App and web page records:
╔══
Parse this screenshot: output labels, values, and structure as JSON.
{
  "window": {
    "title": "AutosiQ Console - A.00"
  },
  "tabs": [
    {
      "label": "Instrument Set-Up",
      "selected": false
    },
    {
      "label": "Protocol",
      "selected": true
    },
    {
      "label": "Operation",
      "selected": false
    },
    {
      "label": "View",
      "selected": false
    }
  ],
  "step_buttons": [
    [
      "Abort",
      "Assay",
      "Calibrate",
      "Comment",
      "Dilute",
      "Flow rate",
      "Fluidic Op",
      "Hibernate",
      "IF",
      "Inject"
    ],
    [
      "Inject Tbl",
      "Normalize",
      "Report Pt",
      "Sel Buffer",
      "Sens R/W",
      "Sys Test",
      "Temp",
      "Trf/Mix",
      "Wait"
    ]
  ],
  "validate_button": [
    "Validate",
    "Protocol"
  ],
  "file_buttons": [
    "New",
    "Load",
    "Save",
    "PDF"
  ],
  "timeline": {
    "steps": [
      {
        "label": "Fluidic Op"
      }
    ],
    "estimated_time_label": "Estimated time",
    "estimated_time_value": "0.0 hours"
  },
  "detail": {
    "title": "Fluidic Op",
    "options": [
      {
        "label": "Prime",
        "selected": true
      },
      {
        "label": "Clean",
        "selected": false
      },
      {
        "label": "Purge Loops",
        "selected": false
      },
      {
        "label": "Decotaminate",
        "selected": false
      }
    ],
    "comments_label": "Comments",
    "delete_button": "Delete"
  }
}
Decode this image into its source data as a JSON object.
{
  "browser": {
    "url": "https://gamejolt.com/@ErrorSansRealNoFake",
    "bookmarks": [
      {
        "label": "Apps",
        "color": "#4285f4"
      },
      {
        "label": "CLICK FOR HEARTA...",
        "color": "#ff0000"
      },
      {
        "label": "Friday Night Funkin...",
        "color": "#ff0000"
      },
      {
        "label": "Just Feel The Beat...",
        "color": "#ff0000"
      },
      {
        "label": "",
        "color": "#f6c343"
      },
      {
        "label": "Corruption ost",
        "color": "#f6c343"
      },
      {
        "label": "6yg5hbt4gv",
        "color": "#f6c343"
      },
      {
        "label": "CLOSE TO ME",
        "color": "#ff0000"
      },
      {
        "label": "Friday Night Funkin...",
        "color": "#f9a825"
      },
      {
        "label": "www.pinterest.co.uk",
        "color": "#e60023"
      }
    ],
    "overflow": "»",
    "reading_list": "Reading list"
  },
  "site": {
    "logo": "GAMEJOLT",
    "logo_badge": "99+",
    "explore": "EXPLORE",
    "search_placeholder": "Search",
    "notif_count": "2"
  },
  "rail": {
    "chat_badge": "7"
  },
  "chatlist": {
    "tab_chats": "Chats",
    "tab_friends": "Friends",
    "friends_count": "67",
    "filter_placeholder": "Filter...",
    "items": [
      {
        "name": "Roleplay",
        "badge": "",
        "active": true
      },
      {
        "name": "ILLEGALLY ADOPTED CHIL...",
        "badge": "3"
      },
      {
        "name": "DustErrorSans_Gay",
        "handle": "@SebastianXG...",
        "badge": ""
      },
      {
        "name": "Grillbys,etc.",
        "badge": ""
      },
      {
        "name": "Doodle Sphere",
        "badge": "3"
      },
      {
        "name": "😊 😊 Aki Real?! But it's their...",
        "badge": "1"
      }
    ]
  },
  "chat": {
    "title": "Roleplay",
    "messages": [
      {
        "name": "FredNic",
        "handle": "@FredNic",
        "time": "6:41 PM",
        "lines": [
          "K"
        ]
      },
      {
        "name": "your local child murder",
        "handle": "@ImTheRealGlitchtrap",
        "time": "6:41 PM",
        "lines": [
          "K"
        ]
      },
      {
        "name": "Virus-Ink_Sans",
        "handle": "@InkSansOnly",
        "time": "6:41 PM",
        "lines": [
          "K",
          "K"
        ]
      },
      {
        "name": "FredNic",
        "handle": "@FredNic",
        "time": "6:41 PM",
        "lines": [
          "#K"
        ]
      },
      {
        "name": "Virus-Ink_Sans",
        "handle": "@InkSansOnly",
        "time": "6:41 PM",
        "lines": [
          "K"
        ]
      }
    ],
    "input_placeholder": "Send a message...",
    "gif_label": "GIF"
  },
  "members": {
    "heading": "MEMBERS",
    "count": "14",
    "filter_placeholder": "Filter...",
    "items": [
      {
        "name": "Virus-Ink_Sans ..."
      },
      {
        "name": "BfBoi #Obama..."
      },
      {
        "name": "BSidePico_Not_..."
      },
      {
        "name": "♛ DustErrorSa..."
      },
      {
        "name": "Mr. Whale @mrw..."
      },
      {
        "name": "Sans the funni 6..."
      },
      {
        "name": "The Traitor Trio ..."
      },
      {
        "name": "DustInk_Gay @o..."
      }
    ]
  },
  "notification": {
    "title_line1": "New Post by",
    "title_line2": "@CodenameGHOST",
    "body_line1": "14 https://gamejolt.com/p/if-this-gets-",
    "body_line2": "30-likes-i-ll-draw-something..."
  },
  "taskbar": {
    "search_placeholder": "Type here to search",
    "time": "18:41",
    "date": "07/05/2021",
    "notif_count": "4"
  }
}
╚══
• _Work item_:
Nothing in the entries above may be left out; retype them all exactly.

• _Exercise output_:
Parse this screenshot: output labels, values, and structure as JSON.
{
  "window": {
    "title": "AutosiQ Console - A.00"
  },
  "tabs": [
    {
      "label": "Instrument Set-Up",
      "selected": false
    },
    {
      "label": "Protocol",
      "selected": true
    },
    {
      "label": "Operation",
      "selected": false
    },
    {
      "label": "View",
      "selected": false
    }
  ],
  "step_buttons": [
    [
      "Abort",
      "Assay",
      "Calibrate",
      "Comment",
      "Dilute",
      "Flow rate",
      "Fluidic Op",
      "Hibernate",
      "IF",
      "Inject"
    ],
    [
      "Inject Tbl",
      "Normalize",
      "Report Pt",
      "Sel Buffer",
      "Sens R/W",
      "Sys Test",
      "Temp",
      "Trf/Mix",
      "Wait"
    ]
  ],
  "validate_button": [
    "Validate",
    "Protocol"
  ],
  "file_buttons": [
    "New",
    "Load",
    "Save",
    "PDF"
  ],
  "timeline": {
    "steps": [
      {
        "label": "Fluidic Op"
      }
    ],
    "estimated_time_label": "Estimated time",
    "estimated_time_value": "0.0 hours"
  },
  "detail": {
    "title": "Fluidic Op",
    "options": [
      {
        "label": "Prime",
        "selected": true
      },
      {
        "label": "Clean",
        "selected": false
      },
      {
        "label": "Purge Loops",
        "selected": false
      },
      {
        "label": "Decotaminate",
        "selected": false
      }
    ],
    "comments_label": "Comments",
    "delete_button": "Delete"
  }
}
Decode this image into its source data as a JSON object.
{
  "browser": {
    "url": "https://gamejolt.com/@ErrorSansRealNoFake",
    "bookmarks": [
      {
        "label": "Apps",
        "color": "#4285f4"
      },
      {
        "label": "CLICK FOR HEARTA...",
        "color": "#ff0000"
      },
      {
        "label": "Friday Night Funkin...",
        "color": "#ff0000"
      },
      {
        "label": "Just Feel The Beat...",
        "color": "#ff0000"
      },
      {
        "label": "",
        "color": "#f6c343"
      },
      {
        "label": "Corruption ost",
        "color": "#f6c343"
      },
      {
        "label": "6yg5hbt4gv",
        "color": "#f6c343"
      },
      {
        "label": "CLOSE TO ME",
        "color": "#ff0000"
      },
      {
        "label": "Friday Night Funkin...",
        "color": "#f9a825"
      },
      {
        "label": "www.pinterest.co.uk",
        "color": "#e60023"
      }
    ],
    "overflow": "»",
    "reading_list": "Reading list"
  },
  "site": {
    "logo": "GAMEJOLT",
    "logo_badge": "99+",
    "explore": "EXPLORE",
    "search_placeholder": "Search",
    "notif_count": "2"
  },
  "rail": {
    "chat_badge": "7"
  },
  "chatlist": {
    "tab_chats": "Chats",
    "tab_friends": "Friends",
    "friends_count": "67",
    "filter_placeholder": "Filter...",
    "items": [
      {
        "name": "Roleplay",
        "badge": "",
        "active": true
      },
      {
        "name": "ILLEGALLY ADOPTED CHIL...",
        "badge": "3"
      },
      {
        "name": "DustErrorSans_Gay",
        "handle": "@SebastianXG...",
        "badge": ""
      },
      {
        "name": "Grillbys,etc.",
        "badge": ""
      },
      {
        "name": "Doodle Sphere",
        "badge": "3"
      },
      {
        "name": "😊 😊 Aki Real?! But it's their...",
        "badge": "1"
      }
    ]
  },
  "chat": {
    "title": "Roleplay",
    "messages": [
      {
        "name": "FredNic",
        "handle": "@FredNic",
        "time": "6:41 PM",
        "lines": [
          "K"
        ]
      },
      {
        "name": "your local child murder",
        "handle": "@ImTheRealGlitchtrap",
        "time": "6:41 PM",
        "lines": [
          "K"
        ]
      },
      {
        "name": "Virus-Ink_Sans",
        "handle": "@InkSansOnly",
        "time": "6:41 PM",
        "lines": [
          "K",
          "K"
        ]
      },
      {
        "name": "FredNic",
        "handle": "@FredNic",
        "time": "6:41 PM",
        "lines": [
          "#K"
        ]
      },
      {
        "name": "Virus-Ink_Sans",
        "handle": "@InkSansOnly",
        "time": "6:41 PM",
        "lines": [
          "K"
        ]
      }
    ],
    "input_placeholder": "Send a message...",
    "gif_label": "GIF"
  },
  "members": {
    "heading": "MEMBERS",
    "count": "14",
    "filter_placeholder": "Filter...",
    "items": [
      {
        "name": "Virus-Ink_Sans ..."
      },
      {
        "name": "BfBoi #Obama..."
      },
      {
        "name": "BSidePico_Not_..."
      },
      {
        "name": "♛ DustErrorSa..."
      },
      {
        "name": "Mr. Whale @mrw..."
      },
      {
        "name": "Sans the funni 6..."
      },
      {
        "name": "The Traitor Trio ..."
      },
      {
        "name": "DustInk_Gay @o..."
      }
    ]
  },
  "notification": {
    "title_line1": "New Post by",
    "title_line2": "@CodenameGHOST",
    "body_line1": "14 https://gamejolt.com/p/if-this-gets-",
    "body_line2": "30-likes-i-ll-draw-something..."
  },
  "taskbar": {
    "search_placeholder": "Type here to search",
    "time": "18:41",
    "date": "07/05/2021",
    "notif_count": "4"
  }
}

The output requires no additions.